====== Extracted entries
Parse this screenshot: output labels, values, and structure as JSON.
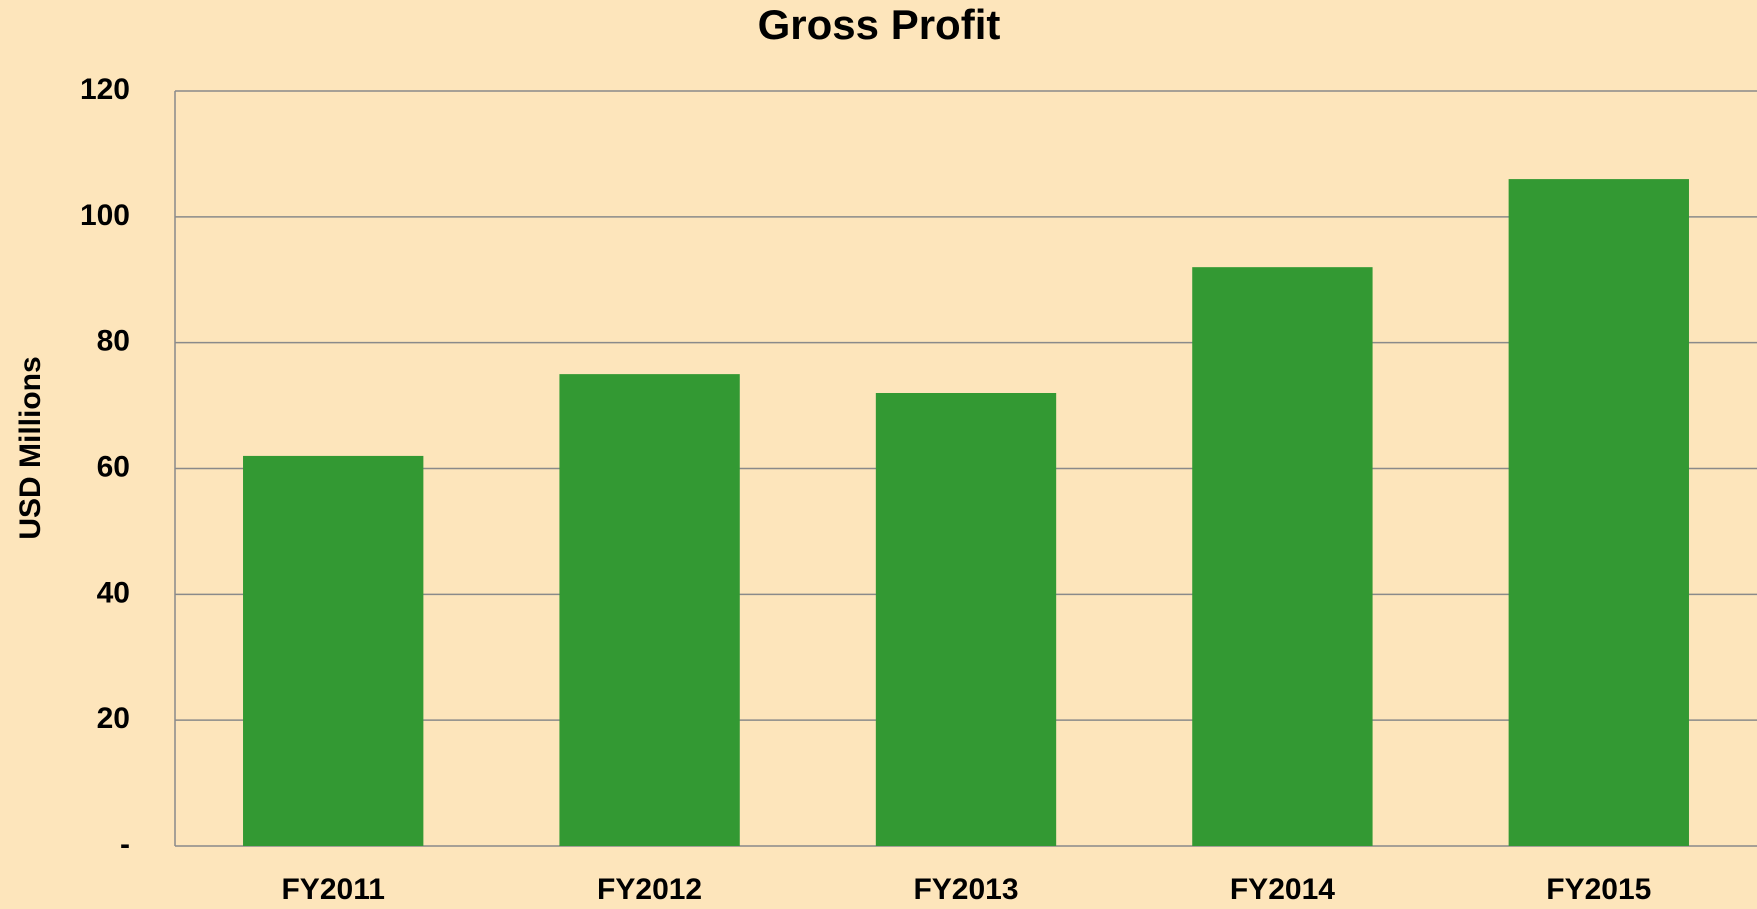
{
  "chart_data": {
    "type": "bar",
    "title": "Gross Profit",
    "y_label": "USD Millions",
    "categories": [
      "FY2011",
      "FY2012",
      "FY2013",
      "FY2014",
      "FY2015"
    ],
    "values": [
      62,
      75,
      72,
      92,
      106
    ],
    "color": "#339933",
    "ylim": [
      0,
      120
    ],
    "yticks": [
      {
        "value": 0,
        "label": "-"
      },
      20,
      40,
      60,
      80,
      100,
      120
    ],
    "grid": true
  }
}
============
> **Problem requirements**
From the entries above, output every line exactly and omit any image.

> **Complete output**
Parse this screenshot: output labels, values, and structure as JSON.
{
  "chart_data": {
    "type": "bar",
    "title": "Gross Profit",
    "y_label": "USD Millions",
    "categories": [
      "FY2011",
      "FY2012",
      "FY2013",
      "FY2014",
      "FY2015"
    ],
    "values": [
      62,
      75,
      72,
      92,
      106
    ],
    "color": "#339933",
    "ylim": [
      0,
      120
    ],
    "yticks": [
      {
        "value": 0,
        "label": "-"
      },
      20,
      40,
      60,
      80,
      100,
      120
    ],
    "grid": true
  }
}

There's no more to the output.